### [SET TASK]
Return every record exactly as written.

----- RECORDED DATA

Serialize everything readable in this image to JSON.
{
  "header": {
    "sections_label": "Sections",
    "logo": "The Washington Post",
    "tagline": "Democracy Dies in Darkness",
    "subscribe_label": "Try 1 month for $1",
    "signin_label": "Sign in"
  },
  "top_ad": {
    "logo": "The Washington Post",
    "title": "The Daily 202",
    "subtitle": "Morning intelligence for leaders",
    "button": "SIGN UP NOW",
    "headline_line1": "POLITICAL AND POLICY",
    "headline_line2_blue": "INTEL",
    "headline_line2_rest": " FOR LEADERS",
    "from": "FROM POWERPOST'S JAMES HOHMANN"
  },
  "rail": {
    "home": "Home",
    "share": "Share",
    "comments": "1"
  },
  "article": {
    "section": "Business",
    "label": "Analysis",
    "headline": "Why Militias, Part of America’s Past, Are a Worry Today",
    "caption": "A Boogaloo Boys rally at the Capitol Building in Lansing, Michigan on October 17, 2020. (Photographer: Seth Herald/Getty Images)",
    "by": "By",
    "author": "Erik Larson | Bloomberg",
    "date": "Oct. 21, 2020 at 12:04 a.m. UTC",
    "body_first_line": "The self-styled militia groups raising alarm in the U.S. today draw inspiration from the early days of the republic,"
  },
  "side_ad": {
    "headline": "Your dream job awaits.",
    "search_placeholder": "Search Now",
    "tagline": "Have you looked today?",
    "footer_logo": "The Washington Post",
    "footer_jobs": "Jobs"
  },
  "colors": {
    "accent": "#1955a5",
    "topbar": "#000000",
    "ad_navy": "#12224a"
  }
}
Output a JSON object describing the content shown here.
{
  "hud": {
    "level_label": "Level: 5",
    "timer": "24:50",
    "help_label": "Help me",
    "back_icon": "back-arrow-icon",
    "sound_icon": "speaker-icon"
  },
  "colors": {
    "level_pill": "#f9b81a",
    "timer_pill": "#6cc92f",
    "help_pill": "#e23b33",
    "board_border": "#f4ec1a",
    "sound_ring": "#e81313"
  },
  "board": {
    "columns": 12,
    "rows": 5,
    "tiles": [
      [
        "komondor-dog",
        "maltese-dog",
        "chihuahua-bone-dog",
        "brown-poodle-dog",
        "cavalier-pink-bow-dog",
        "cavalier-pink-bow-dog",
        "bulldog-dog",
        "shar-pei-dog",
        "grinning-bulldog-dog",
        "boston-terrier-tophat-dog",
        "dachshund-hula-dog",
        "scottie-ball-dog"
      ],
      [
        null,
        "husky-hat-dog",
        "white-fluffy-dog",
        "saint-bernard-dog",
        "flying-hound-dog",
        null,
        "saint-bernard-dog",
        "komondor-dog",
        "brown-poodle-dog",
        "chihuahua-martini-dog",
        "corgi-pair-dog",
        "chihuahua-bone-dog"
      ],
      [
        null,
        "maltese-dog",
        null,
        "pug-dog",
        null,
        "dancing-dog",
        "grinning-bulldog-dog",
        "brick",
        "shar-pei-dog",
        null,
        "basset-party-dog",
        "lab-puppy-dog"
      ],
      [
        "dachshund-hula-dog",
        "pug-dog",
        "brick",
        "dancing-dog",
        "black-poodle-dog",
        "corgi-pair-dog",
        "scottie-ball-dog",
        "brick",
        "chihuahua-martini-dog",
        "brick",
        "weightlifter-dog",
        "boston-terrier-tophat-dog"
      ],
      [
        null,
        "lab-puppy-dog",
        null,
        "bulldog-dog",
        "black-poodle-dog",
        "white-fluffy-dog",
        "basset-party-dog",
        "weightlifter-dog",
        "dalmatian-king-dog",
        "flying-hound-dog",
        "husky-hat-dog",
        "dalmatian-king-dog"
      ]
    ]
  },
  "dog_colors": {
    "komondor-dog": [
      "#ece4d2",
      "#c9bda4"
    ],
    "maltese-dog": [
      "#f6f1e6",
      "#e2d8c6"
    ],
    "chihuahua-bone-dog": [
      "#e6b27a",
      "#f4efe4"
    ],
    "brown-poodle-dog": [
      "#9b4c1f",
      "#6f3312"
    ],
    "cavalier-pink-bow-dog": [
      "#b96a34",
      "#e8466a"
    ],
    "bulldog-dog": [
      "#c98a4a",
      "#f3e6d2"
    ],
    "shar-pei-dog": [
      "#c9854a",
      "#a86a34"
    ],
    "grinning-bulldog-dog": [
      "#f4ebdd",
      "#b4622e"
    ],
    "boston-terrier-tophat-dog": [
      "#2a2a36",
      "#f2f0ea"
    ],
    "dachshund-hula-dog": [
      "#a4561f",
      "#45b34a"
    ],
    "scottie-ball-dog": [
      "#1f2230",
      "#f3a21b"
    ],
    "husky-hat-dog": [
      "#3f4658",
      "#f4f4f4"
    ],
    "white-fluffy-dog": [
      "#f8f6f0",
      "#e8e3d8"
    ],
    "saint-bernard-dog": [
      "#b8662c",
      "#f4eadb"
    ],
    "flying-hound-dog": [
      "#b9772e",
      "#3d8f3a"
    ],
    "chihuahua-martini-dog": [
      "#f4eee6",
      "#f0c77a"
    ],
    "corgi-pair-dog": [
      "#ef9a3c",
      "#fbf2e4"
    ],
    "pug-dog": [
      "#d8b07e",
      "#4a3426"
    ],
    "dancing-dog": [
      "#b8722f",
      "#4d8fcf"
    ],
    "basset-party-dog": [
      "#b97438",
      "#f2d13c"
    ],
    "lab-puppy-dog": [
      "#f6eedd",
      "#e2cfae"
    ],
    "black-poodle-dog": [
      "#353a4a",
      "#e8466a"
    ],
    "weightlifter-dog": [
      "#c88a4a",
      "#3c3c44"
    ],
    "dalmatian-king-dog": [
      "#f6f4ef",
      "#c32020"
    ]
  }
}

----------

### [COMPLETE RESPONSE]
Serialize everything readable in this image to JSON.
{
  "header": {
    "sections_label": "Sections",
    "logo": "The Washington Post",
    "tagline": "Democracy Dies in Darkness",
    "subscribe_label": "Try 1 month for $1",
    "signin_label": "Sign in"
  },
  "top_ad": {
    "logo": "The Washington Post",
    "title": "The Daily 202",
    "subtitle": "Morning intelligence for leaders",
    "button": "SIGN UP NOW",
    "headline_line1": "POLITICAL AND POLICY",
    "headline_line2_blue": "INTEL",
    "headline_line2_rest": " FOR LEADERS",
    "from": "FROM POWERPOST'S JAMES HOHMANN"
  },
  "rail": {
    "home": "Home",
    "share": "Share",
    "comments": "1"
  },
  "article": {
    "section": "Business",
    "label": "Analysis",
    "headline": "Why Militias, Part of America’s Past, Are a Worry Today",
    "caption": "A Boogaloo Boys rally at the Capitol Building in Lansing, Michigan on October 17, 2020. (Photographer: Seth Herald/Getty Images)",
    "by": "By",
    "author": "Erik Larson | Bloomberg",
    "date": "Oct. 21, 2020 at 12:04 a.m. UTC",
    "body_first_line": "The self-styled militia groups raising alarm in the U.S. today draw inspiration from the early days of the republic,"
  },
  "side_ad": {
    "headline": "Your dream job awaits.",
    "search_placeholder": "Search Now",
    "tagline": "Have you looked today?",
    "footer_logo": "The Washington Post",
    "footer_jobs": "Jobs"
  },
  "colors": {
    "accent": "#1955a5",
    "topbar": "#000000",
    "ad_navy": "#12224a"
  }
}
Output a JSON object describing the content shown here.
{
  "hud": {
    "level_label": "Level: 5",
    "timer": "24:50",
    "help_label": "Help me",
    "back_icon": "back-arrow-icon",
    "sound_icon": "speaker-icon"
  },
  "colors": {
    "level_pill": "#f9b81a",
    "timer_pill": "#6cc92f",
    "help_pill": "#e23b33",
    "board_border": "#f4ec1a",
    "sound_ring": "#e81313"
  },
  "board": {
    "columns": 12,
    "rows": 5,
    "tiles": [
      [
        "komondor-dog",
        "maltese-dog",
        "chihuahua-bone-dog",
        "brown-poodle-dog",
        "cavalier-pink-bow-dog",
        "cavalier-pink-bow-dog",
        "bulldog-dog",
        "shar-pei-dog",
        "grinning-bulldog-dog",
        "boston-terrier-tophat-dog",
        "dachshund-hula-dog",
        "scottie-ball-dog"
      ],
      [
        null,
        "husky-hat-dog",
        "white-fluffy-dog",
        "saint-bernard-dog",
        "flying-hound-dog",
        null,
        "saint-bernard-dog",
        "komondor-dog",
        "brown-poodle-dog",
        "chihuahua-martini-dog",
        "corgi-pair-dog",
        "chihuahua-bone-dog"
      ],
      [
        null,
        "maltese-dog",
        null,
        "pug-dog",
        null,
        "dancing-dog",
        "grinning-bulldog-dog",
        "brick",
        "shar-pei-dog",
        null,
        "basset-party-dog",
        "lab-puppy-dog"
      ],
      [
        "dachshund-hula-dog",
        "pug-dog",
        "brick",
        "dancing-dog",
        "black-poodle-dog",
        "corgi-pair-dog",
        "scottie-ball-dog",
        "brick",
        "chihuahua-martini-dog",
        "brick",
        "weightlifter-dog",
        "boston-terrier-tophat-dog"
      ],
      [
        null,
        "lab-puppy-dog",
        null,
        "bulldog-dog",
        "black-poodle-dog",
        "white-fluffy-dog",
        "basset-party-dog",
        "weightlifter-dog",
        "dalmatian-king-dog",
        "flying-hound-dog",
        "husky-hat-dog",
        "dalmatian-king-dog"
      ]
    ]
  },
  "dog_colors": {
    "komondor-dog": [
      "#ece4d2",
      "#c9bda4"
    ],
    "maltese-dog": [
      "#f6f1e6",
      "#e2d8c6"
    ],
    "chihuahua-bone-dog": [
      "#e6b27a",
      "#f4efe4"
    ],
    "brown-poodle-dog": [
      "#9b4c1f",
      "#6f3312"
    ],
    "cavalier-pink-bow-dog": [
      "#b96a34",
      "#e8466a"
    ],
    "bulldog-dog": [
      "#c98a4a",
      "#f3e6d2"
    ],
    "shar-pei-dog": [
      "#c9854a",
      "#a86a34"
    ],
    "grinning-bulldog-dog": [
      "#f4ebdd",
      "#b4622e"
    ],
    "boston-terrier-tophat-dog": [
      "#2a2a36",
      "#f2f0ea"
    ],
    "dachshund-hula-dog": [
      "#a4561f",
      "#45b34a"
    ],
    "scottie-ball-dog": [
      "#1f2230",
      "#f3a21b"
    ],
    "husky-hat-dog": [
      "#3f4658",
      "#f4f4f4"
    ],
    "white-fluffy-dog": [
      "#f8f6f0",
      "#e8e3d8"
    ],
    "saint-bernard-dog": [
      "#b8662c",
      "#f4eadb"
    ],
    "flying-hound-dog": [
      "#b9772e",
      "#3d8f3a"
    ],
    "chihuahua-martini-dog": [
      "#f4eee6",
      "#f0c77a"
    ],
    "corgi-pair-dog": [
      "#ef9a3c",
      "#fbf2e4"
    ],
    "pug-dog": [
      "#d8b07e",
      "#4a3426"
    ],
    "dancing-dog": [
      "#b8722f",
      "#4d8fcf"
    ],
    "basset-party-dog": [
      "#b97438",
      "#f2d13c"
    ],
    "lab-puppy-dog": [
      "#f6eedd",
      "#e2cfae"
    ],
    "black-poodle-dog": [
      "#353a4a",
      "#e8466a"
    ],
    "weightlifter-dog": [
      "#c88a4a",
      "#3c3c44"
    ],
    "dalmatian-king-dog": [
      "#f6f4ef",
      "#c32020"
    ]
  }
}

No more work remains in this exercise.